%%
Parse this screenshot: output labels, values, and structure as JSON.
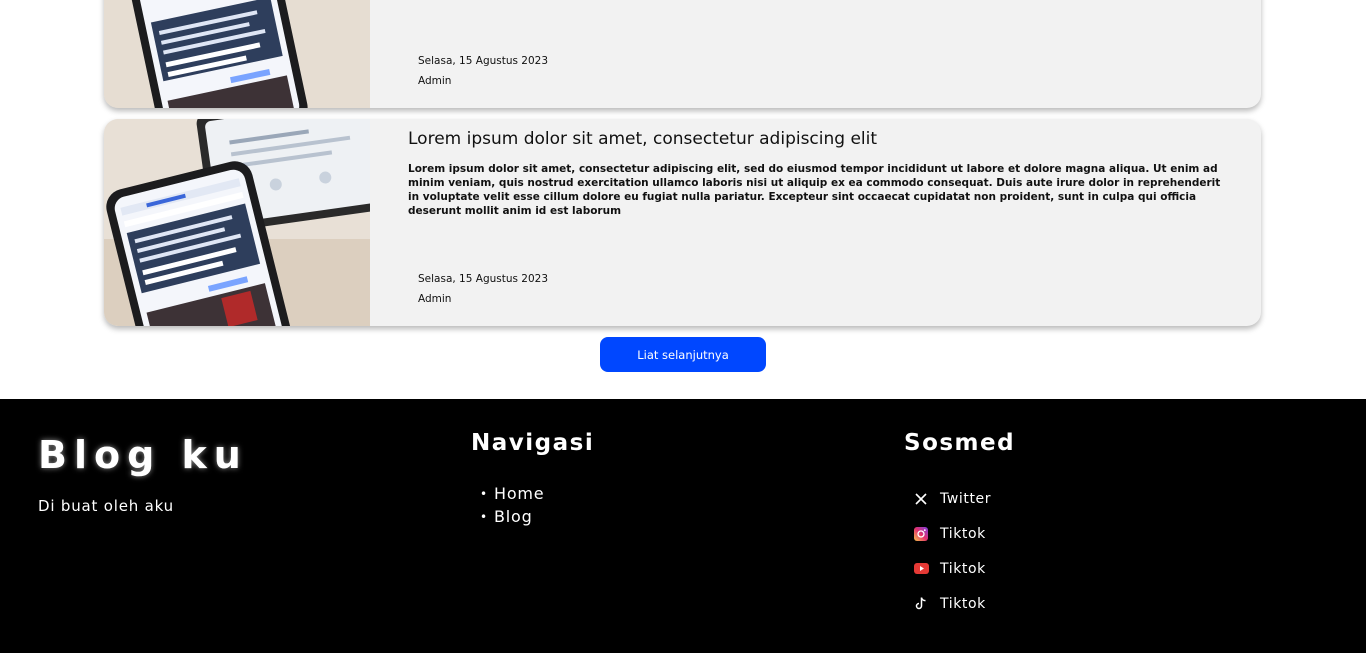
{
  "posts": [
    {
      "title": "",
      "excerpt": "",
      "date": "Selasa, 15 Agustus 2023",
      "author": "Admin"
    },
    {
      "title": "Lorem ipsum dolor sit amet, consectetur adipiscing elit",
      "excerpt": "Lorem ipsum dolor sit amet, consectetur adipiscing elit, sed do eiusmod tempor incididunt ut labore et dolore magna aliqua. Ut enim ad minim veniam, quis nostrud exercitation ullamco laboris nisi ut aliquip ex ea commodo consequat. Duis aute irure dolor in reprehenderit in voluptate velit esse cillum dolore eu fugiat nulla pariatur. Excepteur sint occaecat cupidatat non proident, sunt in culpa qui officia deserunt mollit anim id est laborum",
      "date": "Selasa, 15 Agustus 2023",
      "author": "Admin"
    }
  ],
  "more_button": "Liat selanjutnya",
  "footer": {
    "brand": "Blog ku",
    "brand_sub": "Di buat oleh aku",
    "nav_title": "Navigasi",
    "nav_items": [
      "Home",
      "Blog"
    ],
    "sosmed_title": "Sosmed",
    "sosmed_items": [
      {
        "label": "Twitter",
        "icon": "x-icon"
      },
      {
        "label": "Tiktok",
        "icon": "instagram-icon"
      },
      {
        "label": "Tiktok",
        "icon": "youtube-icon"
      },
      {
        "label": "Tiktok",
        "icon": "tiktok-icon"
      }
    ]
  },
  "colors": {
    "button_blue": "#0047ff",
    "card_bg": "#f2f2f2",
    "footer_bg": "#000000"
  }
}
%%
Aim of the exercise:
Return each line among the entries that holds the word "Lorem".

Result:
      "title": "Lorem ipsum dolor sit amet, consectetur adipiscing elit",
      "excerpt": "Lorem ipsum dolor sit amet, consectetur adipiscing elit, sed do eiusmod tempor incididunt ut labore et dolore magna aliqua. Ut enim ad minim veniam, quis nostrud exercitation ullamco laboris nisi ut aliquip ex ea commodo consequat. Duis aute irure dolor in reprehenderit in voluptate velit esse cillum dolore eu fugiat nulla pariatur. Excepteur sint occaecat cupidatat non proident, sunt in culpa qui officia deserunt mollit anim id est laborum",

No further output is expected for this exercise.